Task directions :: Do not copy the pictures; transcribe all other material exactly.

******

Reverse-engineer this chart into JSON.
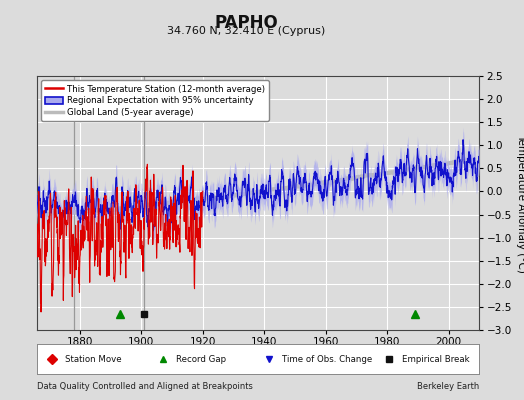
{
  "title": "PAPHO",
  "subtitle": "34.760 N, 32.410 E (Cyprus)",
  "ylabel": "Temperature Anomaly (°C)",
  "footer_left": "Data Quality Controlled and Aligned at Breakpoints",
  "footer_right": "Berkeley Earth",
  "xlim": [
    1866,
    2010
  ],
  "ylim": [
    -3.0,
    2.5
  ],
  "yticks": [
    -3,
    -2.5,
    -2,
    -1.5,
    -1,
    -0.5,
    0,
    0.5,
    1,
    1.5,
    2,
    2.5
  ],
  "xticks": [
    1880,
    1900,
    1920,
    1940,
    1960,
    1980,
    2000
  ],
  "bg_color": "#dcdcdc",
  "plot_bg_color": "#dcdcdc",
  "grid_color": "#ffffff",
  "station_color": "#dd0000",
  "regional_color": "#1111cc",
  "regional_fill_color": "#aaaaee",
  "global_color": "#bbbbbb",
  "vline_color": "#999999",
  "station_end_year": 1920,
  "seed": 17,
  "start_year": 1866,
  "end_year": 2009
}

******

Result of the exercise ::
Reverse-engineer this chart into JSON.
{
  "title": "PAPHO",
  "subtitle": "34.760 N, 32.410 E (Cyprus)",
  "ylabel": "Temperature Anomaly (°C)",
  "footer_left": "Data Quality Controlled and Aligned at Breakpoints",
  "footer_right": "Berkeley Earth",
  "xlim": [
    1866,
    2010
  ],
  "ylim": [
    -3.0,
    2.5
  ],
  "yticks": [
    -3,
    -2.5,
    -2,
    -1.5,
    -1,
    -0.5,
    0,
    0.5,
    1,
    1.5,
    2,
    2.5
  ],
  "xticks": [
    1880,
    1900,
    1920,
    1940,
    1960,
    1980,
    2000
  ],
  "bg_color": "#dcdcdc",
  "plot_bg_color": "#dcdcdc",
  "grid_color": "#ffffff",
  "station_color": "#dd0000",
  "regional_color": "#1111cc",
  "regional_fill_color": "#aaaaee",
  "global_color": "#bbbbbb",
  "vline_color": "#999999",
  "station_end_year": 1920,
  "seed": 17,
  "start_year": 1866,
  "end_year": 2009
}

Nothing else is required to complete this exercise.